To be done. Report how many lines below contain the word "一般资料". Give only the number.

******************************

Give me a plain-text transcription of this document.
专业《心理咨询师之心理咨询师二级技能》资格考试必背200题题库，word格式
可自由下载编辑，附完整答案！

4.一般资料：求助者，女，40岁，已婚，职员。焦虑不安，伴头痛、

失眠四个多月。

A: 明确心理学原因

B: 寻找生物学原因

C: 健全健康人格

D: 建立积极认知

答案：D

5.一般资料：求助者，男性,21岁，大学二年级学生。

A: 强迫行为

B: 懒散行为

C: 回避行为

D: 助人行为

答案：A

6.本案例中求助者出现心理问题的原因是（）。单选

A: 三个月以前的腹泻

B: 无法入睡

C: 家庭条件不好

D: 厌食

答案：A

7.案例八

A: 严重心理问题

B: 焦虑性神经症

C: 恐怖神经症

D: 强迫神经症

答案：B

******************************

Task response. 2